Starting at the line that holds "What does this", quote every line through the end of the records, both boundary lines included. Omit the pictures.

DATA FOR THE TASK =>
════════

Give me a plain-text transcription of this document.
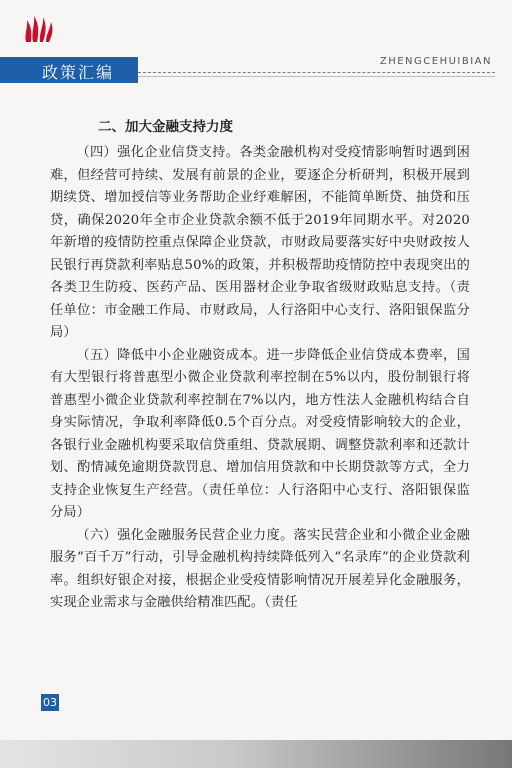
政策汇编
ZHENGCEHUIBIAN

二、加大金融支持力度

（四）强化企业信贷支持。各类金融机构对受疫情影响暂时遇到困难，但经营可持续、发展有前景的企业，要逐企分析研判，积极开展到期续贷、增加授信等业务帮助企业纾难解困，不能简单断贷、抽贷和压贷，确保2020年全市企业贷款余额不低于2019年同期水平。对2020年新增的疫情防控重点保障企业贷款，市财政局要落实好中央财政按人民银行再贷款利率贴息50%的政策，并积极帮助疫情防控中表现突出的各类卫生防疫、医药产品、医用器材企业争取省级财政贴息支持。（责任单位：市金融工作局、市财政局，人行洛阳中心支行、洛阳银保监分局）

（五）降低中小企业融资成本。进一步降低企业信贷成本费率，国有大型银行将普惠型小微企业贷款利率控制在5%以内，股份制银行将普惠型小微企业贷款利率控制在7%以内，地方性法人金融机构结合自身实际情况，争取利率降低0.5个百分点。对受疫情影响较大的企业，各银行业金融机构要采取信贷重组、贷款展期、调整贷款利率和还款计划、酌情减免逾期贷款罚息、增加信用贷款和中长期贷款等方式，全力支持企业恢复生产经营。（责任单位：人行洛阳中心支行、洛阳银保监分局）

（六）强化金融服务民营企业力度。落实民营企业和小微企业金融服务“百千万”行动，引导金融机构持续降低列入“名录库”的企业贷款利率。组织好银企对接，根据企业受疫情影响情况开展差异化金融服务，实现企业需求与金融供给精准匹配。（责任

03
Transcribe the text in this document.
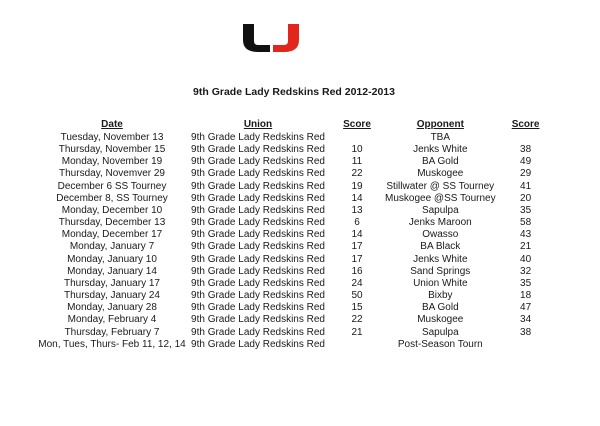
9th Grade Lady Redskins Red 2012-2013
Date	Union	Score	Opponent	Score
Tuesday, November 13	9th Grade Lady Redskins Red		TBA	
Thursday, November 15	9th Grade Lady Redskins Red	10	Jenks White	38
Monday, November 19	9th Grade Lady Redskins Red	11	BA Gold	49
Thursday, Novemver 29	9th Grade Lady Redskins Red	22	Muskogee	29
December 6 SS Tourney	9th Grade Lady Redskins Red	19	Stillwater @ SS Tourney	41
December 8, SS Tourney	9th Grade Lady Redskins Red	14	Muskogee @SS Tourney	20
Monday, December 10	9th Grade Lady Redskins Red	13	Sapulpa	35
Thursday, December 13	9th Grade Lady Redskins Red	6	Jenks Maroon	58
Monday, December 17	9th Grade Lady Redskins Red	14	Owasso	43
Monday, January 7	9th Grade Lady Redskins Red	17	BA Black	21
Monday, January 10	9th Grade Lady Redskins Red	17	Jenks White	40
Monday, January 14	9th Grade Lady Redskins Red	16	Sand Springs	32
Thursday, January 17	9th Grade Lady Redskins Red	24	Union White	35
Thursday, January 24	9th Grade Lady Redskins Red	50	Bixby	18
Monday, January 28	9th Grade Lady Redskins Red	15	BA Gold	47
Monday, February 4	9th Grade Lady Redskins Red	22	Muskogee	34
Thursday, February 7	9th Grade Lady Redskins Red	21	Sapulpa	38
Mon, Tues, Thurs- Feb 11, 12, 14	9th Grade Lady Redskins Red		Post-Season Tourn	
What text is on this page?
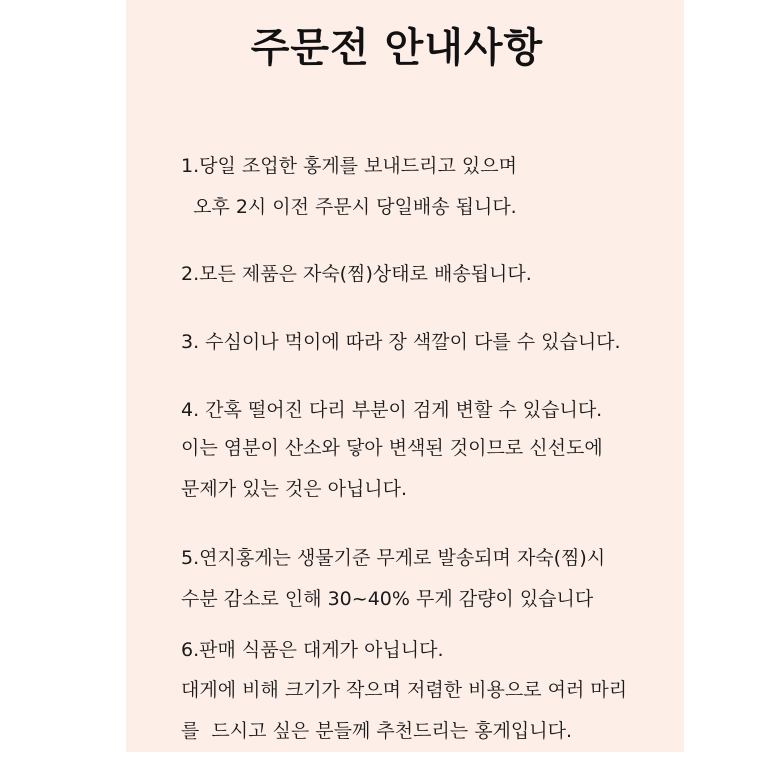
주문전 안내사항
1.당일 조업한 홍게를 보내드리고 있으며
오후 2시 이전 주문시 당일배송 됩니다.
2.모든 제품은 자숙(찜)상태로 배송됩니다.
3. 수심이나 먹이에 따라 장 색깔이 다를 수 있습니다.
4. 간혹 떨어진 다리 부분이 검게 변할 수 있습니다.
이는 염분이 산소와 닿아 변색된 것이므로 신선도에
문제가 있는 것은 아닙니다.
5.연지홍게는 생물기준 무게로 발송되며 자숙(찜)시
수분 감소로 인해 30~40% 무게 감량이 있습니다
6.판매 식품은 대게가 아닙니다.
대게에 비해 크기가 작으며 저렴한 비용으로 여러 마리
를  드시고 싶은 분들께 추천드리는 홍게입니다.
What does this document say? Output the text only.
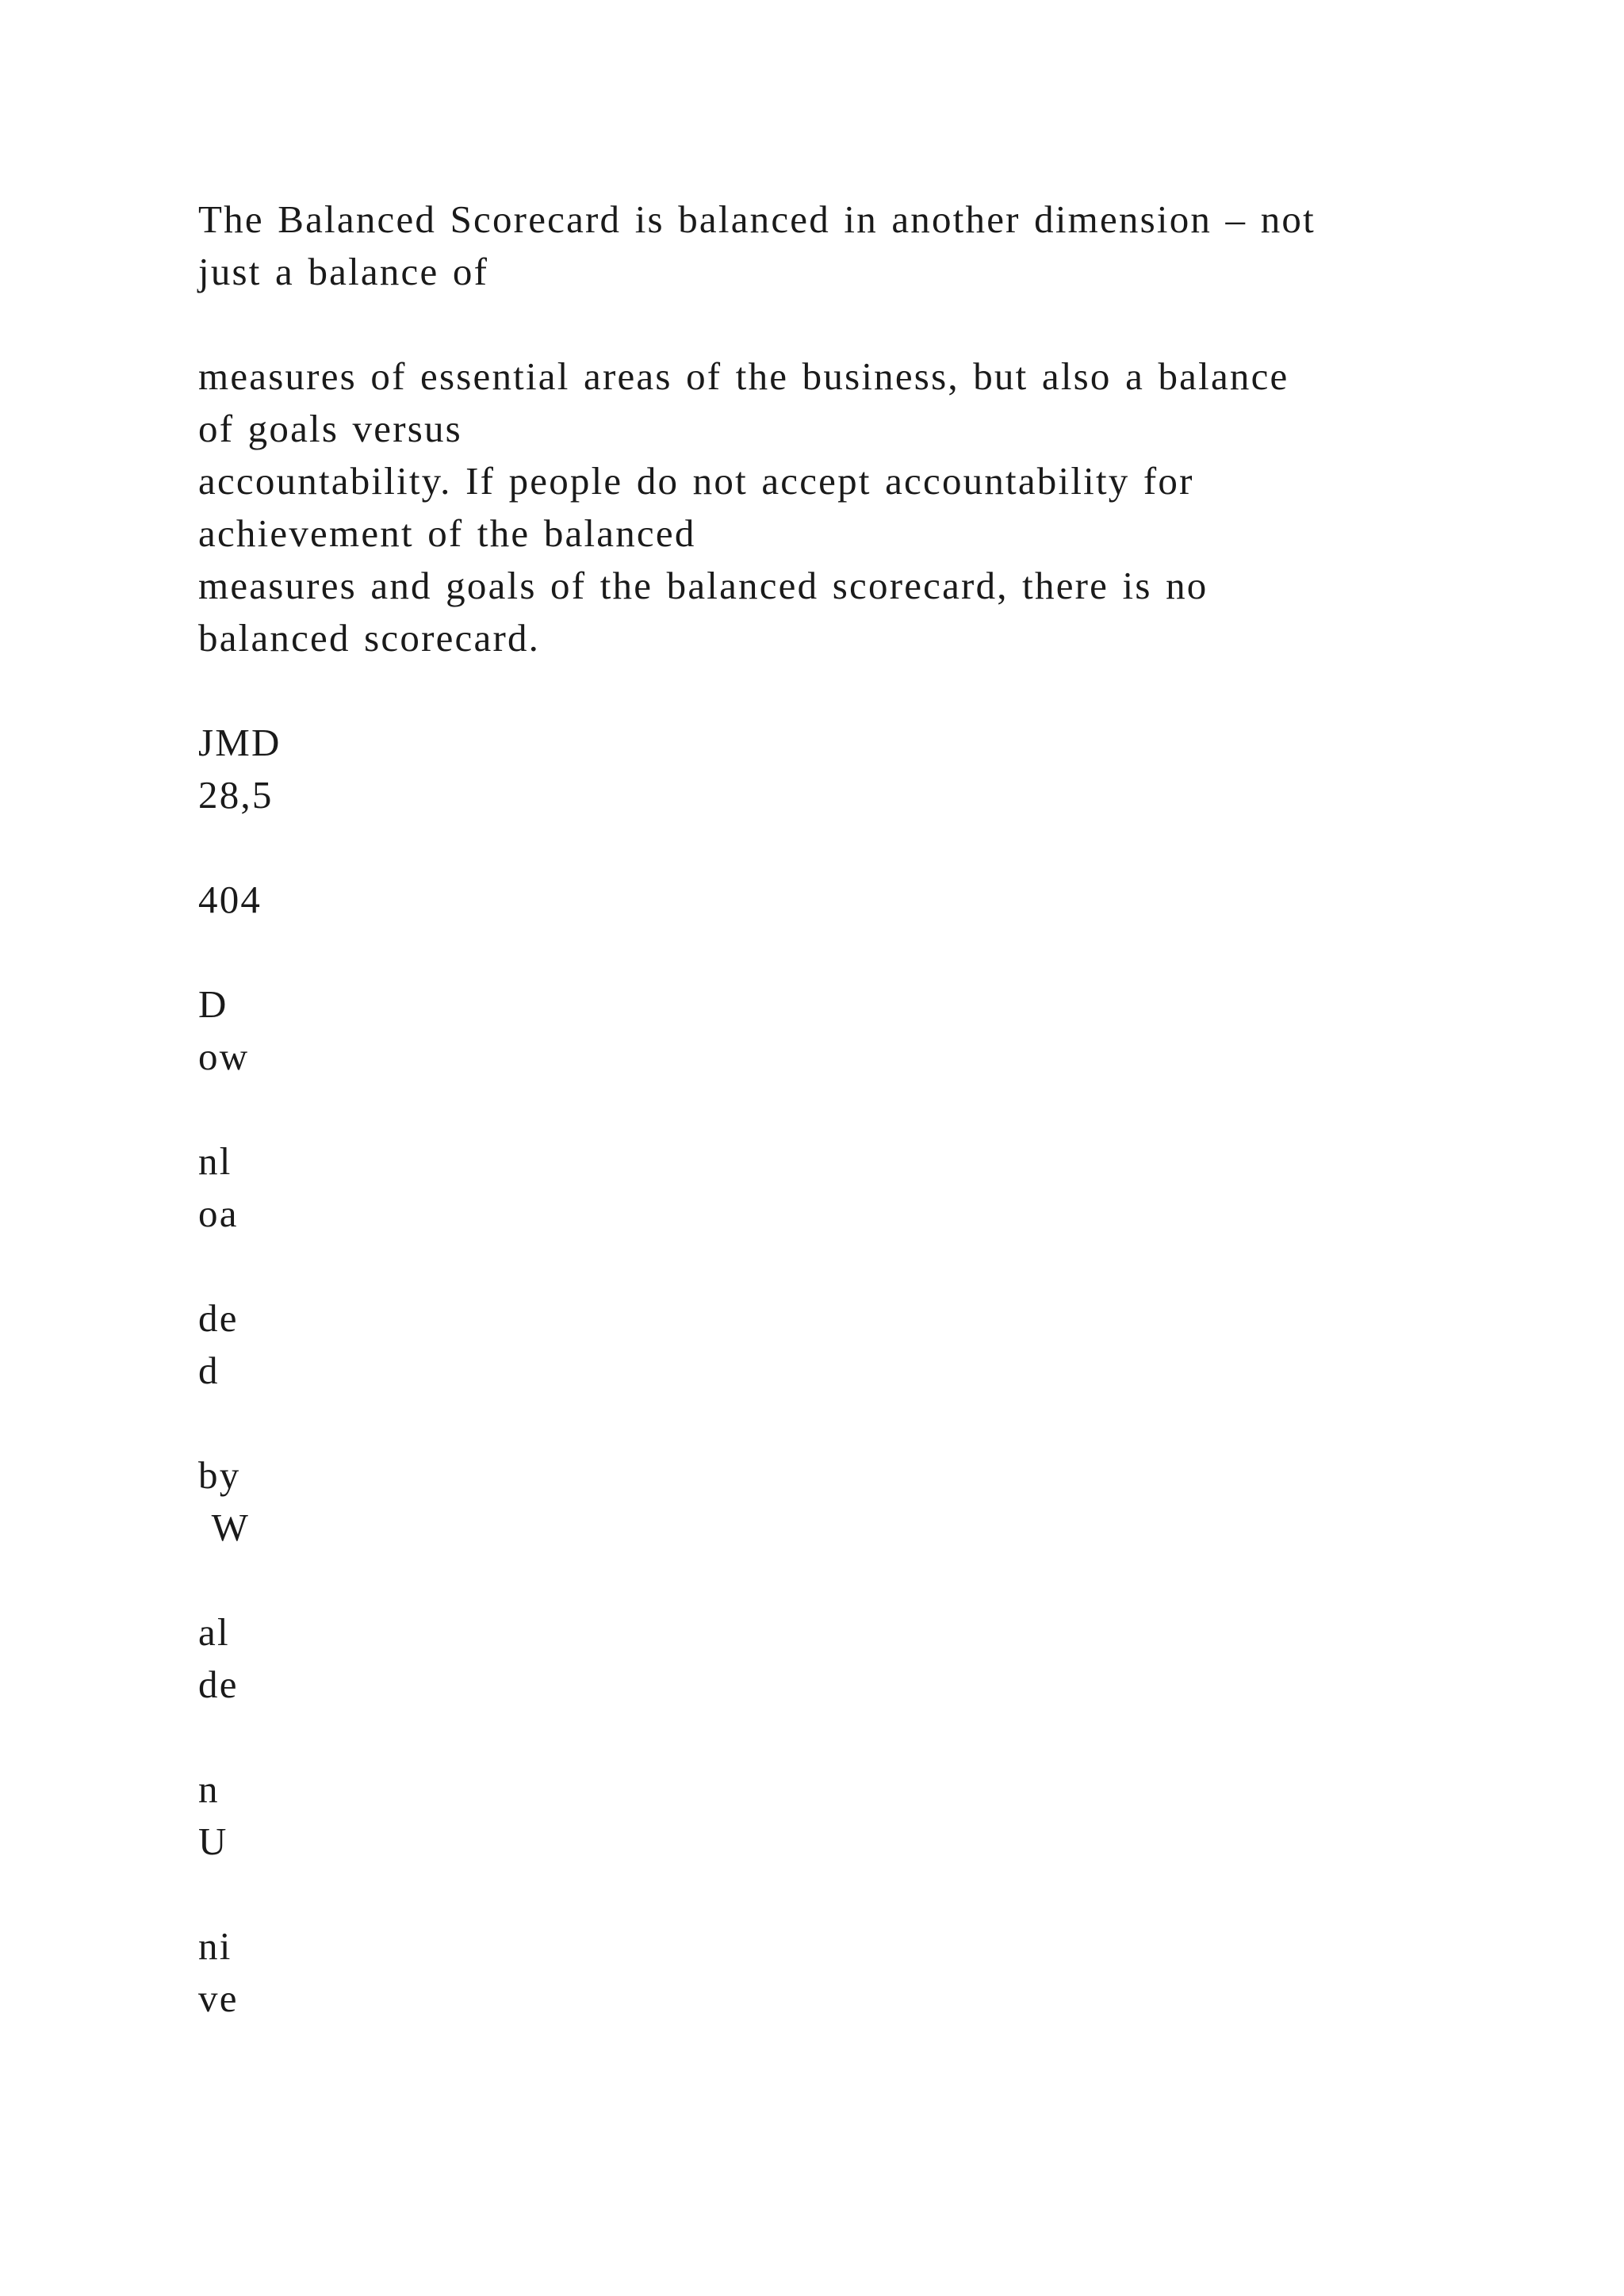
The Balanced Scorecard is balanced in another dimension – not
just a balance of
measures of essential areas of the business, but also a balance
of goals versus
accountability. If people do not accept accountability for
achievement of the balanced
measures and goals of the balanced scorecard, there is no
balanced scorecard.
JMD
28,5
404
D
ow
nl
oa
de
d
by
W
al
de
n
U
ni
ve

════════

COMPLETE ANSWER =>
What does this document say? Output the text only.
The Balanced Scorecard is balanced in another dimension – not
just a balance of
measures of essential areas of the business, but also a balance
of goals versus
accountability. If people do not accept accountability for
achievement of the balanced
measures and goals of the balanced scorecard, there is no
balanced scorecard.
JMD
28,5
404
D
ow
nl
oa
de
d
by
W
al
de
n
U
ni
ve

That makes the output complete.